━━━ Information provided
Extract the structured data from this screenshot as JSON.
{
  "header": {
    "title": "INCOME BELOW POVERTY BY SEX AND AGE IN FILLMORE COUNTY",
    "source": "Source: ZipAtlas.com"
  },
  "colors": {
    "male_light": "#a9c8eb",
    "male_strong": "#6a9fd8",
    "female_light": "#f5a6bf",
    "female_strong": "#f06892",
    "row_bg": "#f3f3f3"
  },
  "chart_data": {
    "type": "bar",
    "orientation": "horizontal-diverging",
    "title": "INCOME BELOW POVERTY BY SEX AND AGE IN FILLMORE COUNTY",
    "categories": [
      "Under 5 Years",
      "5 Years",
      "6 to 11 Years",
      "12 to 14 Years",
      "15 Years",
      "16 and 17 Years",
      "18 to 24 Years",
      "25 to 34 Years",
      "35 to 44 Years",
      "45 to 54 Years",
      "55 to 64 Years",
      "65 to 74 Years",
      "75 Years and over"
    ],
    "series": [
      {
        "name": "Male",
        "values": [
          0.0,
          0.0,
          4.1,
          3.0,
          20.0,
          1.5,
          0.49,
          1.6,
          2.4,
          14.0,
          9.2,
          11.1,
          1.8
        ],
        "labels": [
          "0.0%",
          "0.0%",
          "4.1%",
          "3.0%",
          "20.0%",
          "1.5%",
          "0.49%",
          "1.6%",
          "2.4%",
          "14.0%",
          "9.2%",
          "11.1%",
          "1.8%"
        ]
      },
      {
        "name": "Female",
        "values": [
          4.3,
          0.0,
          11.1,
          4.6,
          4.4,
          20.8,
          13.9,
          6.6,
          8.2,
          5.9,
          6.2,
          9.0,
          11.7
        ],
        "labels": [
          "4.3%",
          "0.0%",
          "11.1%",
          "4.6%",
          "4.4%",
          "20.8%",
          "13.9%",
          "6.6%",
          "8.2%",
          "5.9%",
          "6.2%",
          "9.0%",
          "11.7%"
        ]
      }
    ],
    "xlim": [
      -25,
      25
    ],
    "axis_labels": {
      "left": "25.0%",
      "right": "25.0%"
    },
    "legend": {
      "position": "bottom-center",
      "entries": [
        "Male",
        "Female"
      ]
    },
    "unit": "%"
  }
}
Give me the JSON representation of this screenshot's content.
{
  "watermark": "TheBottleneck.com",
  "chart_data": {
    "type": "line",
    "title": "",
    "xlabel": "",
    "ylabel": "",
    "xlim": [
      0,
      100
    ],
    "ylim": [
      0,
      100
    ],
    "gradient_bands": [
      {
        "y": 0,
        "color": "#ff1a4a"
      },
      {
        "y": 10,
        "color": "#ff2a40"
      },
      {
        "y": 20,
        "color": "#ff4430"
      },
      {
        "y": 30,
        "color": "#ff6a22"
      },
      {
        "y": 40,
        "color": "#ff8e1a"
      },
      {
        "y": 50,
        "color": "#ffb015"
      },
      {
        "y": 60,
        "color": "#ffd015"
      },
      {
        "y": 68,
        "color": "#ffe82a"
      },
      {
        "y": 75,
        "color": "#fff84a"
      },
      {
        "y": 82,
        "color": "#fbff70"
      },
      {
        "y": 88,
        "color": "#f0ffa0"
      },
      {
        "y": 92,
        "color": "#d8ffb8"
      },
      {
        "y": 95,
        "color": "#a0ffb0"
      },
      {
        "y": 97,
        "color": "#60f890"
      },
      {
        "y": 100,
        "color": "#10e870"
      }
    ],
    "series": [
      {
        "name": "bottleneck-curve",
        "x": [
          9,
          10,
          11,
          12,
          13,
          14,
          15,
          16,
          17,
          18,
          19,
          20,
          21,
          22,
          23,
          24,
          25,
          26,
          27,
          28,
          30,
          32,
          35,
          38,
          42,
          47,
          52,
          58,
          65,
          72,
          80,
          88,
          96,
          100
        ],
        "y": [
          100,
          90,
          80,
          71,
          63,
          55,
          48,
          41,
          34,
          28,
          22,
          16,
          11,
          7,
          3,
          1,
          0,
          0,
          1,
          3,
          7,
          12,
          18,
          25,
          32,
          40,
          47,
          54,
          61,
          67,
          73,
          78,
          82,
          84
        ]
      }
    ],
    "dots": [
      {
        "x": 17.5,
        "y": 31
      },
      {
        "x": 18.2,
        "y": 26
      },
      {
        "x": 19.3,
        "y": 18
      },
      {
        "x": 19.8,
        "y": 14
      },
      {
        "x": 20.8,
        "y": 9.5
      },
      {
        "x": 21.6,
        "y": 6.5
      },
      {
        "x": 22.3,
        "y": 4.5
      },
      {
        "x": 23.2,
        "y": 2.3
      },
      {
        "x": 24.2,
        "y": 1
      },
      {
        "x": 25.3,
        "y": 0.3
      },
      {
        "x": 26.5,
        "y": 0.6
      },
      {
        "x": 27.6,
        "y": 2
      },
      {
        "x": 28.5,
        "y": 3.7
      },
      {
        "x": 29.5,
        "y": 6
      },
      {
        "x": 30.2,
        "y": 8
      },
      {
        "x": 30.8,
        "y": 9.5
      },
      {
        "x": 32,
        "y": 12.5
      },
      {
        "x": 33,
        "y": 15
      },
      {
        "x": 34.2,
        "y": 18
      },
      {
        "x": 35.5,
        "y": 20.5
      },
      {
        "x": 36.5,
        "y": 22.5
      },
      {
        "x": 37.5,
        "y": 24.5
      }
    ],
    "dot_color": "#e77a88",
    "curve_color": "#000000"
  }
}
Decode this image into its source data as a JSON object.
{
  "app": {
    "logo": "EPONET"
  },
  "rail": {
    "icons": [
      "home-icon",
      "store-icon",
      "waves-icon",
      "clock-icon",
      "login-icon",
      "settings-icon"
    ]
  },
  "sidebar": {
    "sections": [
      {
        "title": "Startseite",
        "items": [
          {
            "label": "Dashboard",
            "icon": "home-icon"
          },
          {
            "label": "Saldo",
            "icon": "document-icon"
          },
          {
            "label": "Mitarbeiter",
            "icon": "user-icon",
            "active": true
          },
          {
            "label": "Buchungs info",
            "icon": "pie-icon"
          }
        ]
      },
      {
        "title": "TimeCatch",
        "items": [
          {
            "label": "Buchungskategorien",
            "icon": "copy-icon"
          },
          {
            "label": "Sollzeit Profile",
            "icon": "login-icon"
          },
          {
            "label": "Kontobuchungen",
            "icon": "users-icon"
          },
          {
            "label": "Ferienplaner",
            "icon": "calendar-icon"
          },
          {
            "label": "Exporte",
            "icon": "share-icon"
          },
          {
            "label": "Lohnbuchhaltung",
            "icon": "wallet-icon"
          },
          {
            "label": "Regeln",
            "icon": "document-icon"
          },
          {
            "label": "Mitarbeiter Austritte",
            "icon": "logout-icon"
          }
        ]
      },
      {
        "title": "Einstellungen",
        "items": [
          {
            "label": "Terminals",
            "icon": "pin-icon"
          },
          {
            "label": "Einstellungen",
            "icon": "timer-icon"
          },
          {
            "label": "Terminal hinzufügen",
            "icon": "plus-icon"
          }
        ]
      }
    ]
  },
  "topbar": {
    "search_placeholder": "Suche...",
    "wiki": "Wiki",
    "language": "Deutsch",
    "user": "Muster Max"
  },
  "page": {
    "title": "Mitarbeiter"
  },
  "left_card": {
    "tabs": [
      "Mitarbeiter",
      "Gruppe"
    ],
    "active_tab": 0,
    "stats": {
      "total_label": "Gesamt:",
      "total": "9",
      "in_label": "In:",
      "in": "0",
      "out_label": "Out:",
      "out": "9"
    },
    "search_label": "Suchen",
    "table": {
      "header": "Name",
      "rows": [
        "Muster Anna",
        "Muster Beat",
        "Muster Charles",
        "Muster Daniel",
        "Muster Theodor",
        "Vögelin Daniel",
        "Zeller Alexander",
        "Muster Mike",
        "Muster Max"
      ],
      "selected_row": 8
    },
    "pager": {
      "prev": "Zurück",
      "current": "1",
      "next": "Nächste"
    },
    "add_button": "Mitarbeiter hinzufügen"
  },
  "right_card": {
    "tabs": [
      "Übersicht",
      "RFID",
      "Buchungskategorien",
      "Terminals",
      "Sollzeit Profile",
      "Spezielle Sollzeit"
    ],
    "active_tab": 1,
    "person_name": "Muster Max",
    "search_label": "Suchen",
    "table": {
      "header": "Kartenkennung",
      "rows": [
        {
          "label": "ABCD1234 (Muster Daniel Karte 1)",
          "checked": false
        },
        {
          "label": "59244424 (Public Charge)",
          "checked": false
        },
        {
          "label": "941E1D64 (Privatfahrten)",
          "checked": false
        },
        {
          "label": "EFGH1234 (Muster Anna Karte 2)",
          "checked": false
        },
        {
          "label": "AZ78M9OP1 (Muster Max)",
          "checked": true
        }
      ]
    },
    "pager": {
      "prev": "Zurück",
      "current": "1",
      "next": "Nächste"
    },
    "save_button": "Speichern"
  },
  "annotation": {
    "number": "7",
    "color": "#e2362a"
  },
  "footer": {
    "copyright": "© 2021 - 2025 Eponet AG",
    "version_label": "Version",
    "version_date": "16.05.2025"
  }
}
━━━━━━
> _Required work_:
Report how many lines above hold the string "source", giving nothing but the number.

> _Answer_:
2